**EXERCISE PASSAGE:**
Takeaway: We are bullish on Taiwanese equities with respect to the intermediate-term TREND duration.

SUMMARY BULLETS:

 

  • While we continue to anticipate that economic growth will continue to slow broadly across the globe over the intermediate term, there is likely to be a handful of countries that have led the slowdown and are poised to lead any potential broad-based economic recovery.
  • Taiwan is one of those economies and we are now inclined to trade Taiwanese equities with a bullish bias with respect to the intermediate-term TREND duration. 

 

Yesterday, Taiwanese Primer Sean Chen announced a series of measures designed to boost real GDP growth by +100bps over the long-term TAIL, relative to prior expectations. Those measures include:

 

  • Attracting private investments of at least NT$1 trillion ($34B) annually through relaxing restrictions on Chinese investment(s) and easing curbs on domestic companies investing in mainland China;
  • Opening industries such as chipmakers and LCD panel makers to increased Chinese investment; and
  • Promoting increased tourism and hospitality-related revenues (the government now expects to grow annual visitors from an expected 7 million in 2012 to 10 million in 2016).

 

The measures, which carry a notable pro-China theme, come in the wake of the recently-signed yuan clearing agreement that should promote the use of the Chinese currency in Taiwanese financial markets – mimicking what we are seeing today in Hong Kong’s Dim Sum and yuan-denominated deposits markets.

 

While we continue to express long-term concerns with the Chinese yuan and Dim Sum markets (introduced in a 4/16 note titled: “FLAGGING ASYMMETRIC RISK IN THE CHINESE YUAN AND DIM SUM BOND MARKET”), we do think Taiwan’s relatively small economy ($887.3B) and its financial markets could serve to benefit from an influx of Chinese capital over the intermediate term – at least in the sense that the Chinese have established a penchant for acquiring international assets in strategic industries (energy and materials specifically… is tech next?).

 

Per Chen, a specific action plan is due out by the end of this month; from a fundamental perspective, this GROWTH-positive catalyst times up quite nicely with the Taiwanese economy’s likely move into Quad #1 on our proprietary G/I/P analysis. Our models currently have Taiwanese INFLATION slowing post the 3Q time frame (the AUG CPI reading came in at +3.4% YoY, which is the fastest rate since AUG ’08), though that forecast is certainly in jeopardy pending further action out of the Federal Reserve.

**WORK INSTRUCTION A:**
List the measures announced by Sean Chen in the commentary on Taiwanese equities above.
**WORK INSTRUCTION B:**
Write the next few sentences of the commentary on Taiwanese equities, picking up after its final sentence.

**STUDY MATERIAL:**
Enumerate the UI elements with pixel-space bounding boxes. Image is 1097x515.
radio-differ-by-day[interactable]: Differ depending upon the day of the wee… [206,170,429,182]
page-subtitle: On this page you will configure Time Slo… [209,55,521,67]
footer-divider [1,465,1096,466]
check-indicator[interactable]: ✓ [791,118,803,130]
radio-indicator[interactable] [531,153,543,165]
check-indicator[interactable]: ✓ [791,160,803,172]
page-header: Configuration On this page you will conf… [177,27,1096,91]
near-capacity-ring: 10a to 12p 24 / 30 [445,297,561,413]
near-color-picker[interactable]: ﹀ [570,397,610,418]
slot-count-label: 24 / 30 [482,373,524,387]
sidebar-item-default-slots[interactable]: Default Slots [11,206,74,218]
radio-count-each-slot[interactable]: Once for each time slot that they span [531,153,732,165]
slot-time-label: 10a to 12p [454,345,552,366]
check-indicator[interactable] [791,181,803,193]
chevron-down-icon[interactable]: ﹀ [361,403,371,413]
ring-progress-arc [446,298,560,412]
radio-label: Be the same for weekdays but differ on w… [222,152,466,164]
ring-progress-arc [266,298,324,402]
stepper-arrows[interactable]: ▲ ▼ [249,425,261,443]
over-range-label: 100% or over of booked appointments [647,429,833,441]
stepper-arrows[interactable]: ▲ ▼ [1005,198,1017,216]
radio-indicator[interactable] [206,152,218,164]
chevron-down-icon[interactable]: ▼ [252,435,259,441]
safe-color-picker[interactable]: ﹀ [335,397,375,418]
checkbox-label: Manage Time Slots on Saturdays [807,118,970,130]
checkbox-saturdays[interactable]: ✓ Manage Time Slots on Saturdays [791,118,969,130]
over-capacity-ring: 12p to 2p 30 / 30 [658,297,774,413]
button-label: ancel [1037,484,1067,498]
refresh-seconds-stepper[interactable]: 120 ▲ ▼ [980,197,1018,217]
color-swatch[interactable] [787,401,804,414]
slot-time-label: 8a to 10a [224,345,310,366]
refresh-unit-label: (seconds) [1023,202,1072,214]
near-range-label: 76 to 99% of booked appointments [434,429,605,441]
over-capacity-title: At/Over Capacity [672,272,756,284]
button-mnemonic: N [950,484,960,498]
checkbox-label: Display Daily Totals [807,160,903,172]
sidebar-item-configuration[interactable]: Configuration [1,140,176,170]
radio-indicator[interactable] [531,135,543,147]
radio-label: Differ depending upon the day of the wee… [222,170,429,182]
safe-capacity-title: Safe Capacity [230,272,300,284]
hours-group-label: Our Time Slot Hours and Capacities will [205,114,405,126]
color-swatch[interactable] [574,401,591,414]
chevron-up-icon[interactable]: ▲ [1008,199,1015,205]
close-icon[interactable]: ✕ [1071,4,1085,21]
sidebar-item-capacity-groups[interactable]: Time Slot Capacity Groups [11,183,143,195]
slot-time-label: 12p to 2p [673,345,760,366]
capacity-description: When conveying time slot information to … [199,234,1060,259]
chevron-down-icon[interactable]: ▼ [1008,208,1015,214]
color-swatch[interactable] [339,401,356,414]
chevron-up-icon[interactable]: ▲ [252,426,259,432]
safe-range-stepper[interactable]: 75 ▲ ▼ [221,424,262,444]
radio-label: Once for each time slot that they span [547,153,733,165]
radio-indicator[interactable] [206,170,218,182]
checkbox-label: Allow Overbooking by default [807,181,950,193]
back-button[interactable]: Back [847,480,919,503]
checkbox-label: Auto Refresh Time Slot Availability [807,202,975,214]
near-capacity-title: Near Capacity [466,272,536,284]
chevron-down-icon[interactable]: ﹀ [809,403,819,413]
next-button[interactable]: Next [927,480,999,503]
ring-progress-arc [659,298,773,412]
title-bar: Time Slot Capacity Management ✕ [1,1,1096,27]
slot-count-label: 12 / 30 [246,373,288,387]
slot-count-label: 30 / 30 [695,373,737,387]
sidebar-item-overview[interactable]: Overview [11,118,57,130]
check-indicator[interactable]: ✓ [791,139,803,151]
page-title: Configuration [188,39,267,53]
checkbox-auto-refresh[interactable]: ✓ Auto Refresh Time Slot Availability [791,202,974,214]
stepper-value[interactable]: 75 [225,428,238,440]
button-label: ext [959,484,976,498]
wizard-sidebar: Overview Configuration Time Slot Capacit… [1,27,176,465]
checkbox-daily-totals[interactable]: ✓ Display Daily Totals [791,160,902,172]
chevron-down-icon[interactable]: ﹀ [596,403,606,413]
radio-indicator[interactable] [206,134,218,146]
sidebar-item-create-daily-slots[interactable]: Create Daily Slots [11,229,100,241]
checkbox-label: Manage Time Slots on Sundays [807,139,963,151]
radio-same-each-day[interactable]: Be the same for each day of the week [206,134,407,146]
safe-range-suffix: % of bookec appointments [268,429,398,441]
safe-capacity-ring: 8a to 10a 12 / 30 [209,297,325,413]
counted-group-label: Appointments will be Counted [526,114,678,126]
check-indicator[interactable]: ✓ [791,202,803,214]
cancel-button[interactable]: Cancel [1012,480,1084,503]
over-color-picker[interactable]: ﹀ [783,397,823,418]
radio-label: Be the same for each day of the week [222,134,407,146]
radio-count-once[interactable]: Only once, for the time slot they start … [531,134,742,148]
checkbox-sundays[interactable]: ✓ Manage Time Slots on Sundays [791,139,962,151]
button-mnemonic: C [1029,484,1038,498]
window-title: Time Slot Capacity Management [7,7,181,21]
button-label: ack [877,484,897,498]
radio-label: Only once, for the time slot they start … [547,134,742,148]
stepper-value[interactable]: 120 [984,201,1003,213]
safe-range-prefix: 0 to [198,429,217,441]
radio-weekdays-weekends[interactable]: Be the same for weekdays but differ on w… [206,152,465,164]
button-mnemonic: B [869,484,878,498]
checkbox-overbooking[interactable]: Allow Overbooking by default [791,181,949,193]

**FINAL ANSWER A:**
- Attracting private investments of at least NT$1 trillion ($34B) annually by relaxing restrictions on Chinese investment and easing curbs on domestic companies investing in mainland China
- Opening industries such as chipmakers and LCD panel makers to increased Chinese investment
- Promoting increased tourism and hospitality-related revenues, with annual visitors expected to grow from 7 million in 2012 to 10 million in 2016

**FINAL ANSWER B:**
 

WE LIKE TAIWANESE EQUITIES ON THE LONG SIDE - TAIWAN

 

From a POLICY perspective, the OIS market is pricing in -100bps of cuts over the NTM, while the NDF market is pricing in +1.3% of FX strength vs. the USD over that same duration, indicating a mixed/status quo outlook for Taiwanese monetary policy among market participants – a view we’d agree with at the current juncture. If, however, our forecasts prove correct on Taiwanese GROWTH, we could see the interest rate swaps market price in less monetary easing on the margin, and that could prove positive for continued gains in the Taiwanese dollar (up +2.4% YTD vs. the USD).

 

On the equity market front, Taiwan’s benchmark Taiwan Stock Exchange Weighted Index (TAIEX) closed today down -7% from its MAR 2nd YTD peak. Moreover, the TAIEX has underperformed the regional median gain across Asian equity markets on both a six-month (-4.5% vs. +2.2%) and LTM (-0.5% vs. +7.1%) basis, so we like the potential for Taiwanese stocks to play “catch-up” relative to the region over the intermediate term from  mean reversion perspective.

 

WE LIKE TAIWANESE EQUITIES ON THE LONG SIDE - 2

 

We also like that the Taiwanese government has recently cut its 2012 real GDP growth forecast by -20% to +1.66%, confirming the YTD plunge in consensus 2012 growth expectations (from +4.1% in JAN to +1.8% currently) and creating ample space for upside surprise risk in the reporting of Taiwanese economic data.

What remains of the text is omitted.